> Ziel der Übung:
Schreib das gesamte Material unten Zeile für Zeile ab, ohne etwas daran zu ändern.

#### Das Material ####

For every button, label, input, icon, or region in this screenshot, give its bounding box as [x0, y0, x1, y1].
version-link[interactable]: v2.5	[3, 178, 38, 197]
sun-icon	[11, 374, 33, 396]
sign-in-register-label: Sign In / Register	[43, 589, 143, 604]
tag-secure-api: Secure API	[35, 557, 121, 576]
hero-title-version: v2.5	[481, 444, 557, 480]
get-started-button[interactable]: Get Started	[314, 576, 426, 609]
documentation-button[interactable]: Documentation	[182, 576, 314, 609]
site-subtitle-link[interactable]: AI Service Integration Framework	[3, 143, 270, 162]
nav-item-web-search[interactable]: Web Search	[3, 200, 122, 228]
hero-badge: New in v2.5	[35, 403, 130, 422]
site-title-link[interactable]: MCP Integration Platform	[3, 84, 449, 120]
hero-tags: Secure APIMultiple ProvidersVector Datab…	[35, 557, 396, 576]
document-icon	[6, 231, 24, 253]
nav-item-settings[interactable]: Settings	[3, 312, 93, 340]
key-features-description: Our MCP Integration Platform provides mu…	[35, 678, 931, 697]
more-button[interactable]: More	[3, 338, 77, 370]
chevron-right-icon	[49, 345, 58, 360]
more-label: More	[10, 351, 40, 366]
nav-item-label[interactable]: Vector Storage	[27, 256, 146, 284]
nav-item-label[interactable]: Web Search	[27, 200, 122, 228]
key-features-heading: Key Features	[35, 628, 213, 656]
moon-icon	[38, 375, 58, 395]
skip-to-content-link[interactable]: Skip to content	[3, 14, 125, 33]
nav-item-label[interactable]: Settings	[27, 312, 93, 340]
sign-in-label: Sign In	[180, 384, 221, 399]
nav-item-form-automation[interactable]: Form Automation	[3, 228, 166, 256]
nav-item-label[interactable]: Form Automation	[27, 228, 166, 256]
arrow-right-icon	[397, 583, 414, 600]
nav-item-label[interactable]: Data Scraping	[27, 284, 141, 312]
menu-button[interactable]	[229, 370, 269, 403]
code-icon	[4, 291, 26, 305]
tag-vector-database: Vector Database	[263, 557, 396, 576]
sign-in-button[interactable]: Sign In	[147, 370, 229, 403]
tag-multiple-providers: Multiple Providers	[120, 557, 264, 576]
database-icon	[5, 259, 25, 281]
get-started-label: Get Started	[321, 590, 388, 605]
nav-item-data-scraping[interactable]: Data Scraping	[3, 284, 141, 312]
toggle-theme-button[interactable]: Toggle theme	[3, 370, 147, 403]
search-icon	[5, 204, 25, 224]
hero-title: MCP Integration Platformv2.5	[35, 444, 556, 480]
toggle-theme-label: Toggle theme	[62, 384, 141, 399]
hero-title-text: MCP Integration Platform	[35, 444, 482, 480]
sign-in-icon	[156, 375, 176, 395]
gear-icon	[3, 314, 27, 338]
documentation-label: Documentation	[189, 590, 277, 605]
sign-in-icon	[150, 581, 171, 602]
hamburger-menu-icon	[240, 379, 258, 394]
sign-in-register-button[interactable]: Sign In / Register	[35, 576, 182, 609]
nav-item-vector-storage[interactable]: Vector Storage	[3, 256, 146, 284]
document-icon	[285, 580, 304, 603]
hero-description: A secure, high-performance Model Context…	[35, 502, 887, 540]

####

> Die Antwort:
For every button, label, input, icon, or region in this screenshot, give its bounding box as [x0, y0, x1, y1].
version-link[interactable]: v2.5	[3, 178, 38, 197]
sun-icon	[11, 374, 33, 396]
sign-in-register-label: Sign In / Register	[43, 589, 143, 604]
tag-secure-api: Secure API	[35, 557, 121, 576]
hero-title-version: v2.5	[481, 444, 557, 480]
get-started-button[interactable]: Get Started	[314, 576, 426, 609]
documentation-button[interactable]: Documentation	[182, 576, 314, 609]
site-subtitle-link[interactable]: AI Service Integration Framework	[3, 143, 270, 162]
nav-item-web-search[interactable]: Web Search	[3, 200, 122, 228]
hero-badge: New in v2.5	[35, 403, 130, 422]
site-title-link[interactable]: MCP Integration Platform	[3, 84, 449, 120]
hero-tags: Secure APIMultiple ProvidersVector Datab…	[35, 557, 396, 576]
document-icon	[6, 231, 24, 253]
nav-item-settings[interactable]: Settings	[3, 312, 93, 340]
key-features-description: Our MCP Integration Platform provides mu…	[35, 678, 931, 697]
more-button[interactable]: More	[3, 338, 77, 370]
chevron-right-icon	[49, 345, 58, 360]
more-label: More	[10, 351, 40, 366]
nav-item-label[interactable]: Vector Storage	[27, 256, 146, 284]
nav-item-label[interactable]: Web Search	[27, 200, 122, 228]
key-features-heading: Key Features	[35, 628, 213, 656]
moon-icon	[38, 375, 58, 395]
skip-to-content-link[interactable]: Skip to content	[3, 14, 125, 33]
nav-item-label[interactable]: Settings	[27, 312, 93, 340]
sign-in-label: Sign In	[180, 384, 221, 399]
nav-item-form-automation[interactable]: Form Automation	[3, 228, 166, 256]
nav-item-label[interactable]: Form Automation	[27, 228, 166, 256]
arrow-right-icon	[397, 583, 414, 600]
nav-item-label[interactable]: Data Scraping	[27, 284, 141, 312]
menu-button[interactable]	[229, 370, 269, 403]
code-icon	[4, 291, 26, 305]
tag-vector-database: Vector Database	[263, 557, 396, 576]
sign-in-button[interactable]: Sign In	[147, 370, 229, 403]
tag-multiple-providers: Multiple Providers	[120, 557, 264, 576]
database-icon	[5, 259, 25, 281]
get-started-label: Get Started	[321, 590, 388, 605]
nav-item-data-scraping[interactable]: Data Scraping	[3, 284, 141, 312]
toggle-theme-button[interactable]: Toggle theme	[3, 370, 147, 403]
search-icon	[5, 204, 25, 224]
hero-title: MCP Integration Platformv2.5	[35, 444, 556, 480]
toggle-theme-label: Toggle theme	[62, 384, 141, 399]
hero-title-text: MCP Integration Platform	[35, 444, 482, 480]
sign-in-icon	[156, 375, 176, 395]
gear-icon	[3, 314, 27, 338]
documentation-label: Documentation	[189, 590, 277, 605]
sign-in-icon	[150, 581, 171, 602]
hamburger-menu-icon	[240, 379, 258, 394]
sign-in-register-button[interactable]: Sign In / Register	[35, 576, 182, 609]
nav-item-vector-storage[interactable]: Vector Storage	[3, 256, 146, 284]
document-icon	[285, 580, 304, 603]
hero-description: A secure, high-performance Model Context…	[35, 502, 887, 540]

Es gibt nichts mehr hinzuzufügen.